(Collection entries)
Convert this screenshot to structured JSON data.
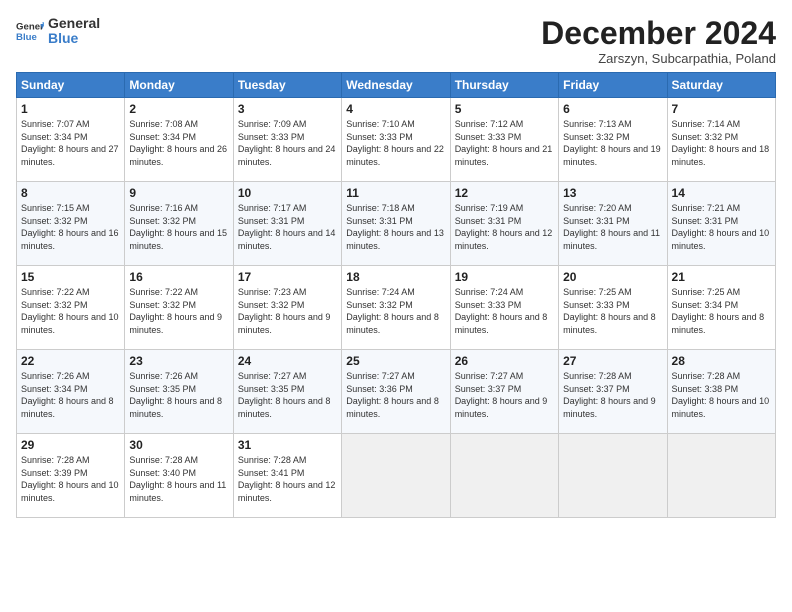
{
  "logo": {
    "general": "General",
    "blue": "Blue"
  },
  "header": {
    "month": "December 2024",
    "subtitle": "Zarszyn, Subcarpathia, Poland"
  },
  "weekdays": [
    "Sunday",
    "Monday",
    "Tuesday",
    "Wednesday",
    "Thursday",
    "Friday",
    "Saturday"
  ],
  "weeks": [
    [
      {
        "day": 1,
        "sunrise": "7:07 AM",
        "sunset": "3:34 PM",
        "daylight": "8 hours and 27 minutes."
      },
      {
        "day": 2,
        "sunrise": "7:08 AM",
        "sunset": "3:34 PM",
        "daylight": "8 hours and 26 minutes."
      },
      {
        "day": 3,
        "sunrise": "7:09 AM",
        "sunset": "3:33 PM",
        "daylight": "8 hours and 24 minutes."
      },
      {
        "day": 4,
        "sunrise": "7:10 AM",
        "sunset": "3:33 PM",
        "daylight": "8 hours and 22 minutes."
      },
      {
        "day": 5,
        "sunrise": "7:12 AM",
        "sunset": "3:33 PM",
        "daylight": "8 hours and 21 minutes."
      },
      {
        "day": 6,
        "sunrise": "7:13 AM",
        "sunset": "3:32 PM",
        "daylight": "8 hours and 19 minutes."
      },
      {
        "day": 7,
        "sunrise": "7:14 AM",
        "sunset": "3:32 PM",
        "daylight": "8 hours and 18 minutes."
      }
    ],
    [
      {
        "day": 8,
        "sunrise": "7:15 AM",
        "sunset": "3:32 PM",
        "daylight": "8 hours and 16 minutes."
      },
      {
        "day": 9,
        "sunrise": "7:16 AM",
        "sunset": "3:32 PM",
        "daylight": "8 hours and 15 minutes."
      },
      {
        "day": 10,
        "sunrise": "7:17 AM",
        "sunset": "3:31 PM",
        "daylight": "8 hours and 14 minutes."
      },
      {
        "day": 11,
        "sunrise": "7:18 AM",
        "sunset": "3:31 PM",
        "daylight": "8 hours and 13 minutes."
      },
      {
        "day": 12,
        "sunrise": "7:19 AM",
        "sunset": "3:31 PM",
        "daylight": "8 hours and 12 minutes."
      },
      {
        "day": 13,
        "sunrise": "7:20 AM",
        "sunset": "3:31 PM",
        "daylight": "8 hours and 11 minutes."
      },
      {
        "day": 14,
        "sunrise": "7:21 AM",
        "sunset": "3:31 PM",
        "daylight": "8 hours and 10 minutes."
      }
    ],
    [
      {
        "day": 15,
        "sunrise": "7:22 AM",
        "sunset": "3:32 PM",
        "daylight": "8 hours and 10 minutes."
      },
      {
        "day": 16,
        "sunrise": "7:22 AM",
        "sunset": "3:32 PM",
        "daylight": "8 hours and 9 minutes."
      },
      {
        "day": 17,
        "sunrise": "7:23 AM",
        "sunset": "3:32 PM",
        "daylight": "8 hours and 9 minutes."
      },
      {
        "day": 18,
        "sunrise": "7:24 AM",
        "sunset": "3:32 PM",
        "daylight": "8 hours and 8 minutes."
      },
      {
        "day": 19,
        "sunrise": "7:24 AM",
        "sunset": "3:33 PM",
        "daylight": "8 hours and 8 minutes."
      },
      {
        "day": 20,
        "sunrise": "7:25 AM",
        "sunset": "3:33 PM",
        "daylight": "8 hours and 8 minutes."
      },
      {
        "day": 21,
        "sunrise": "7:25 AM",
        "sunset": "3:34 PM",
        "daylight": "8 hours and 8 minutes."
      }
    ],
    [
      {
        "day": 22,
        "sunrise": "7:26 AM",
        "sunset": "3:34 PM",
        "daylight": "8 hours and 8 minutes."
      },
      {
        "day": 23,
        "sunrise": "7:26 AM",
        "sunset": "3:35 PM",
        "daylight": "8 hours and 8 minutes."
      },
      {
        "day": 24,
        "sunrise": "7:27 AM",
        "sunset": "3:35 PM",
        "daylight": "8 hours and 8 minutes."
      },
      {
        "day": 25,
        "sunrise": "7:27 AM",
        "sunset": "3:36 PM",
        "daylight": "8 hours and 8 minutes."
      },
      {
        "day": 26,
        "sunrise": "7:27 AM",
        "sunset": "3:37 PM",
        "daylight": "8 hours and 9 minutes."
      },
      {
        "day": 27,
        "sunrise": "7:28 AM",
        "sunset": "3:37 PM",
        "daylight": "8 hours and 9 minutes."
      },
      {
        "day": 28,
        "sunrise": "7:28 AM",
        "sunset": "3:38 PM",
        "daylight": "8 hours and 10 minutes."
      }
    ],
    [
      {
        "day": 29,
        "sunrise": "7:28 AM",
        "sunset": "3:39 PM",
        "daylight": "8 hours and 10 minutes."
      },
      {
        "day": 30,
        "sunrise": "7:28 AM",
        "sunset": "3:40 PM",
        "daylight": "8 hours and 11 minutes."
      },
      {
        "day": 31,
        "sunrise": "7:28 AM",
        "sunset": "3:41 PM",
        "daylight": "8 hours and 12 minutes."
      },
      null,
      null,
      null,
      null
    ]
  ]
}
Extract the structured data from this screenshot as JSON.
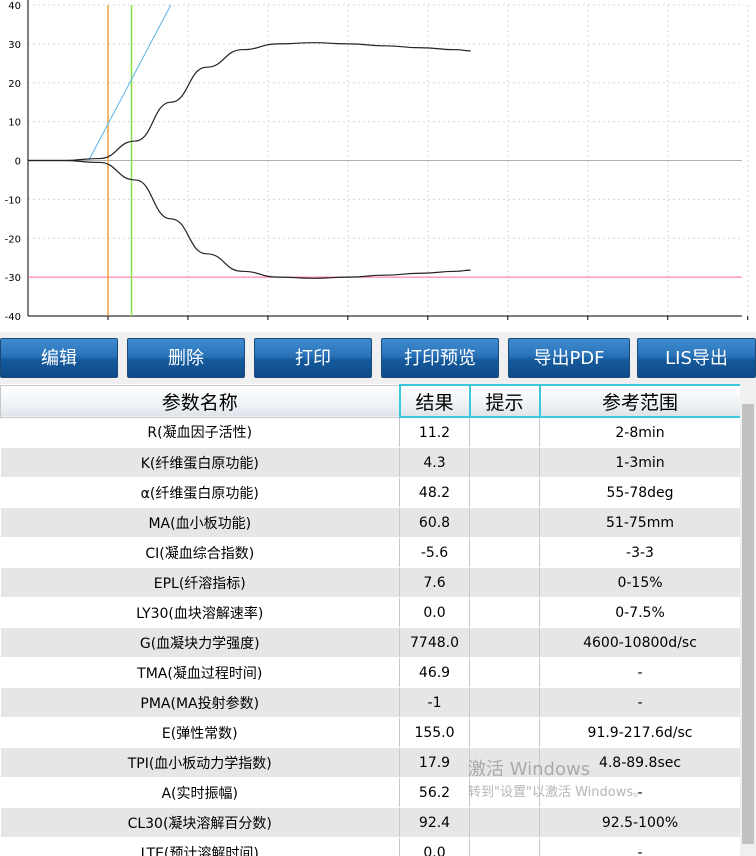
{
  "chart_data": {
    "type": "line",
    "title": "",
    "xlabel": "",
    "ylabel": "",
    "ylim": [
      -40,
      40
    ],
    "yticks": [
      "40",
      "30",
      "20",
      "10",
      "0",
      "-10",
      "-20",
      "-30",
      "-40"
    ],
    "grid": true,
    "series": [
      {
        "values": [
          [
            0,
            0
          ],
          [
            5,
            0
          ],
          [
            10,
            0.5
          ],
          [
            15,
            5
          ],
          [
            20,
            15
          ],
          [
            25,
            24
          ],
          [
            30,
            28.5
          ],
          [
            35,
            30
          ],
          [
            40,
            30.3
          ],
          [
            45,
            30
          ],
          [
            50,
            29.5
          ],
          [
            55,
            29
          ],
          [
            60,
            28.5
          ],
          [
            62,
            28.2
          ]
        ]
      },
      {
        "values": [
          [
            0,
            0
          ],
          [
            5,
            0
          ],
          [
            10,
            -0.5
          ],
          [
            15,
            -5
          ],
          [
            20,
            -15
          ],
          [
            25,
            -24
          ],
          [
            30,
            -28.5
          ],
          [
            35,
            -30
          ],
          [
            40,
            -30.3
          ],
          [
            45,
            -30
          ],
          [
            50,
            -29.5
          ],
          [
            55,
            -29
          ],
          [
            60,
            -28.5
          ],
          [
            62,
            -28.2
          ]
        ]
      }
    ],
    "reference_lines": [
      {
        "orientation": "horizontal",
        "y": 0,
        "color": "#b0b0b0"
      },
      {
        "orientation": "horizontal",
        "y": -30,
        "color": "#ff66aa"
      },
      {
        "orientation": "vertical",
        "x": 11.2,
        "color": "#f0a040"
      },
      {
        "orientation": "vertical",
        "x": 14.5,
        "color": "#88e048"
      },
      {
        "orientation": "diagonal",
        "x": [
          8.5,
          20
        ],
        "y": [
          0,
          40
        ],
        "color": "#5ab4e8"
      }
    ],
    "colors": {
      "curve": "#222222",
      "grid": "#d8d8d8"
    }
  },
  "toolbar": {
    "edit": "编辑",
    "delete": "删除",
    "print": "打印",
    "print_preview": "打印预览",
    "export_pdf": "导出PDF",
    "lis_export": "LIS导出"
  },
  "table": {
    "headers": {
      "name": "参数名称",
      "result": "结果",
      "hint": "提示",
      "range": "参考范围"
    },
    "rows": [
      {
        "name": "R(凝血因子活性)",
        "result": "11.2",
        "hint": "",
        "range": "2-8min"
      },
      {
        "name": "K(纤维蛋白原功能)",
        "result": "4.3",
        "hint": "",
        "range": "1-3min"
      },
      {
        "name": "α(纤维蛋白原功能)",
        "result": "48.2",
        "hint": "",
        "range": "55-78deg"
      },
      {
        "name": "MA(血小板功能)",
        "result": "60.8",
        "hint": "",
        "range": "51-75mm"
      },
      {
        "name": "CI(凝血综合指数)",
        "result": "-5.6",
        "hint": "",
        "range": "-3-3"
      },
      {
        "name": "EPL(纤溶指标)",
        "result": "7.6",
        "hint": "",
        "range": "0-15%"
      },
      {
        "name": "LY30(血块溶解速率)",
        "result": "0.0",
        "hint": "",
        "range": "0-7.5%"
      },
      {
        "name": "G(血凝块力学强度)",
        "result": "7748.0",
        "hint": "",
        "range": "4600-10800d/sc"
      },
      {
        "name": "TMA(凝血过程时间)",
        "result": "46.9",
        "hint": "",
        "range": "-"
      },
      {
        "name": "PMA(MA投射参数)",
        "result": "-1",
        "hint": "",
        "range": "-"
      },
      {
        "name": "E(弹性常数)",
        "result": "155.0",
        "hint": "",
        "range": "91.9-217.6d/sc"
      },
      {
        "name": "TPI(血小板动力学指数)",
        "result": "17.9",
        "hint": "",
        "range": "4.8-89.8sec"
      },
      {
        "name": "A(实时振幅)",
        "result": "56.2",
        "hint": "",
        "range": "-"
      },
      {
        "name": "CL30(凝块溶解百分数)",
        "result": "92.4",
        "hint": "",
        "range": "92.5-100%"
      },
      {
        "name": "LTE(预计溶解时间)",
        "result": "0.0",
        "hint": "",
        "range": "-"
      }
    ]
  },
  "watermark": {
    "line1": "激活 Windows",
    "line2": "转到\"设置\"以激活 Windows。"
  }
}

- **Your instructions**
Show the lines of the records that contain the word "structured".

- **Output for this exercise**
Convert this screenshot to structured JSON data.
Extract the structured data from this screenshot as JSON.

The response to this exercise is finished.